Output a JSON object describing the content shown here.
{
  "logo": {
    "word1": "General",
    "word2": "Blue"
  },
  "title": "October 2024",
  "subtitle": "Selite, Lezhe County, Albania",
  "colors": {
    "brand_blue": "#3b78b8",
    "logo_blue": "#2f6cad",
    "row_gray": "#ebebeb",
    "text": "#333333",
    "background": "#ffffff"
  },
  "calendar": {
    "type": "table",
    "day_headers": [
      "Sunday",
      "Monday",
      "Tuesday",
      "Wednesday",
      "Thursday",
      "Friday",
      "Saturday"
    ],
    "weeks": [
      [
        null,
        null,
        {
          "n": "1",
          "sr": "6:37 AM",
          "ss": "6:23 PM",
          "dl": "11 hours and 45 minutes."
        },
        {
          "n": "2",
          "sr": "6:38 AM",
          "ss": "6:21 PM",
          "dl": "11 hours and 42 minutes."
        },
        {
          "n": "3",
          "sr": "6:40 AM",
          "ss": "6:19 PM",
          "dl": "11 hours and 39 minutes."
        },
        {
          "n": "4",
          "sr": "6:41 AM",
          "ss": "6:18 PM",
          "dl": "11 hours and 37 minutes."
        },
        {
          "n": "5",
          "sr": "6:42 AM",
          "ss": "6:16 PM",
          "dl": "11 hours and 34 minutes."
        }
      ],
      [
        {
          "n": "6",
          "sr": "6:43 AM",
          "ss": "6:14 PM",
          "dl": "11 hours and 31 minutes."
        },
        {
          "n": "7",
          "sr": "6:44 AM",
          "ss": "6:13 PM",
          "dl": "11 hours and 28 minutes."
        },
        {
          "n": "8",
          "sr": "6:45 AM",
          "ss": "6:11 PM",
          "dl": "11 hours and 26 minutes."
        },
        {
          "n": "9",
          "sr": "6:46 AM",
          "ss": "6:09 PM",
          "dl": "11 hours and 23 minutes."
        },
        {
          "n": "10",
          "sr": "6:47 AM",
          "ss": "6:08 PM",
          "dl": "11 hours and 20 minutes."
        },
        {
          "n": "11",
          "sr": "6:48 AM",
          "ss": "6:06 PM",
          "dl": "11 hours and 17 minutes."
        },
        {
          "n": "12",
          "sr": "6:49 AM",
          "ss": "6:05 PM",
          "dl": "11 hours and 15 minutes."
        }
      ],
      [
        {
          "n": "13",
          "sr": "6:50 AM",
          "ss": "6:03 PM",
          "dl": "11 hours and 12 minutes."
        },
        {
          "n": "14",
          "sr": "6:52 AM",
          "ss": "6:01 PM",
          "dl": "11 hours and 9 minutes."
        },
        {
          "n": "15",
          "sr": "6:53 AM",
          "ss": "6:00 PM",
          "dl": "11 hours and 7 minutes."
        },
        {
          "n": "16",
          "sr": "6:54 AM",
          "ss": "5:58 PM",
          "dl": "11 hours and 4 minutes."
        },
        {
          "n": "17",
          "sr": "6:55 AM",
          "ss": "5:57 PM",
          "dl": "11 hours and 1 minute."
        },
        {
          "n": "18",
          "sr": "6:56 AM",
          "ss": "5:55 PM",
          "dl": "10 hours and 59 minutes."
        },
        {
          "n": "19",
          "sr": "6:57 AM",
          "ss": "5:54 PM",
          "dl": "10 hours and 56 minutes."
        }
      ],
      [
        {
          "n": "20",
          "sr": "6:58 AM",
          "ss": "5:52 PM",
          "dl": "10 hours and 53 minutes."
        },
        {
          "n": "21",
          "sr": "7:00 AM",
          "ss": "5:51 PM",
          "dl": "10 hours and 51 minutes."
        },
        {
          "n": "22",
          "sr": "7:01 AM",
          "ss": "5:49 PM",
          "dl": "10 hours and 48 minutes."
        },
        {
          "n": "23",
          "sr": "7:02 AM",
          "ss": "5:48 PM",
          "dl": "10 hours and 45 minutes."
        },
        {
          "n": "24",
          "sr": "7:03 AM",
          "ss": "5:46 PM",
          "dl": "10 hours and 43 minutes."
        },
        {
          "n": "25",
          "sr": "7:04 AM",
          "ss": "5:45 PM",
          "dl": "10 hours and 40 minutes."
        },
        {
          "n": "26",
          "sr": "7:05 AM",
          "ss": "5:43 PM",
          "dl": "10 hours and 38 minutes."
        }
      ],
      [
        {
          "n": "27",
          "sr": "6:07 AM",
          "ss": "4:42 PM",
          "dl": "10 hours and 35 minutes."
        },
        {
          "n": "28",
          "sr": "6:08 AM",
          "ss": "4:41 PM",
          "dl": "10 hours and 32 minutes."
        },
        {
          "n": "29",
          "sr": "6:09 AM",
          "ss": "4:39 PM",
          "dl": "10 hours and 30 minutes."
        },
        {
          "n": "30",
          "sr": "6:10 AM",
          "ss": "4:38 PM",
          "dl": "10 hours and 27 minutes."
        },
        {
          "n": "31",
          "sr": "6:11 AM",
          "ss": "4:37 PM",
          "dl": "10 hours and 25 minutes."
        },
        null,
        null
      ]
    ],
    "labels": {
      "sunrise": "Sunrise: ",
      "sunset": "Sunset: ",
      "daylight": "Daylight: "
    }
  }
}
——————————
WHAT IS EXPECTED >>
Write out all the records above again, exactly as they stand.

THE COMPLETED TASK >>
Output a JSON object describing the content shown here.
{
  "logo": {
    "word1": "General",
    "word2": "Blue"
  },
  "title": "October 2024",
  "subtitle": "Selite, Lezhe County, Albania",
  "colors": {
    "brand_blue": "#3b78b8",
    "logo_blue": "#2f6cad",
    "row_gray": "#ebebeb",
    "text": "#333333",
    "background": "#ffffff"
  },
  "calendar": {
    "type": "table",
    "day_headers": [
      "Sunday",
      "Monday",
      "Tuesday",
      "Wednesday",
      "Thursday",
      "Friday",
      "Saturday"
    ],
    "weeks": [
      [
        null,
        null,
        {
          "n": "1",
          "sr": "6:37 AM",
          "ss": "6:23 PM",
          "dl": "11 hours and 45 minutes."
        },
        {
          "n": "2",
          "sr": "6:38 AM",
          "ss": "6:21 PM",
          "dl": "11 hours and 42 minutes."
        },
        {
          "n": "3",
          "sr": "6:40 AM",
          "ss": "6:19 PM",
          "dl": "11 hours and 39 minutes."
        },
        {
          "n": "4",
          "sr": "6:41 AM",
          "ss": "6:18 PM",
          "dl": "11 hours and 37 minutes."
        },
        {
          "n": "5",
          "sr": "6:42 AM",
          "ss": "6:16 PM",
          "dl": "11 hours and 34 minutes."
        }
      ],
      [
        {
          "n": "6",
          "sr": "6:43 AM",
          "ss": "6:14 PM",
          "dl": "11 hours and 31 minutes."
        },
        {
          "n": "7",
          "sr": "6:44 AM",
          "ss": "6:13 PM",
          "dl": "11 hours and 28 minutes."
        },
        {
          "n": "8",
          "sr": "6:45 AM",
          "ss": "6:11 PM",
          "dl": "11 hours and 26 minutes."
        },
        {
          "n": "9",
          "sr": "6:46 AM",
          "ss": "6:09 PM",
          "dl": "11 hours and 23 minutes."
        },
        {
          "n": "10",
          "sr": "6:47 AM",
          "ss": "6:08 PM",
          "dl": "11 hours and 20 minutes."
        },
        {
          "n": "11",
          "sr": "6:48 AM",
          "ss": "6:06 PM",
          "dl": "11 hours and 17 minutes."
        },
        {
          "n": "12",
          "sr": "6:49 AM",
          "ss": "6:05 PM",
          "dl": "11 hours and 15 minutes."
        }
      ],
      [
        {
          "n": "13",
          "sr": "6:50 AM",
          "ss": "6:03 PM",
          "dl": "11 hours and 12 minutes."
        },
        {
          "n": "14",
          "sr": "6:52 AM",
          "ss": "6:01 PM",
          "dl": "11 hours and 9 minutes."
        },
        {
          "n": "15",
          "sr": "6:53 AM",
          "ss": "6:00 PM",
          "dl": "11 hours and 7 minutes."
        },
        {
          "n": "16",
          "sr": "6:54 AM",
          "ss": "5:58 PM",
          "dl": "11 hours and 4 minutes."
        },
        {
          "n": "17",
          "sr": "6:55 AM",
          "ss": "5:57 PM",
          "dl": "11 hours and 1 minute."
        },
        {
          "n": "18",
          "sr": "6:56 AM",
          "ss": "5:55 PM",
          "dl": "10 hours and 59 minutes."
        },
        {
          "n": "19",
          "sr": "6:57 AM",
          "ss": "5:54 PM",
          "dl": "10 hours and 56 minutes."
        }
      ],
      [
        {
          "n": "20",
          "sr": "6:58 AM",
          "ss": "5:52 PM",
          "dl": "10 hours and 53 minutes."
        },
        {
          "n": "21",
          "sr": "7:00 AM",
          "ss": "5:51 PM",
          "dl": "10 hours and 51 minutes."
        },
        {
          "n": "22",
          "sr": "7:01 AM",
          "ss": "5:49 PM",
          "dl": "10 hours and 48 minutes."
        },
        {
          "n": "23",
          "sr": "7:02 AM",
          "ss": "5:48 PM",
          "dl": "10 hours and 45 minutes."
        },
        {
          "n": "24",
          "sr": "7:03 AM",
          "ss": "5:46 PM",
          "dl": "10 hours and 43 minutes."
        },
        {
          "n": "25",
          "sr": "7:04 AM",
          "ss": "5:45 PM",
          "dl": "10 hours and 40 minutes."
        },
        {
          "n": "26",
          "sr": "7:05 AM",
          "ss": "5:43 PM",
          "dl": "10 hours and 38 minutes."
        }
      ],
      [
        {
          "n": "27",
          "sr": "6:07 AM",
          "ss": "4:42 PM",
          "dl": "10 hours and 35 minutes."
        },
        {
          "n": "28",
          "sr": "6:08 AM",
          "ss": "4:41 PM",
          "dl": "10 hours and 32 minutes."
        },
        {
          "n": "29",
          "sr": "6:09 AM",
          "ss": "4:39 PM",
          "dl": "10 hours and 30 minutes."
        },
        {
          "n": "30",
          "sr": "6:10 AM",
          "ss": "4:38 PM",
          "dl": "10 hours and 27 minutes."
        },
        {
          "n": "31",
          "sr": "6:11 AM",
          "ss": "4:37 PM",
          "dl": "10 hours and 25 minutes."
        },
        null,
        null
      ]
    ],
    "labels": {
      "sunrise": "Sunrise: ",
      "sunset": "Sunset: ",
      "daylight": "Daylight: "
    }
  }
}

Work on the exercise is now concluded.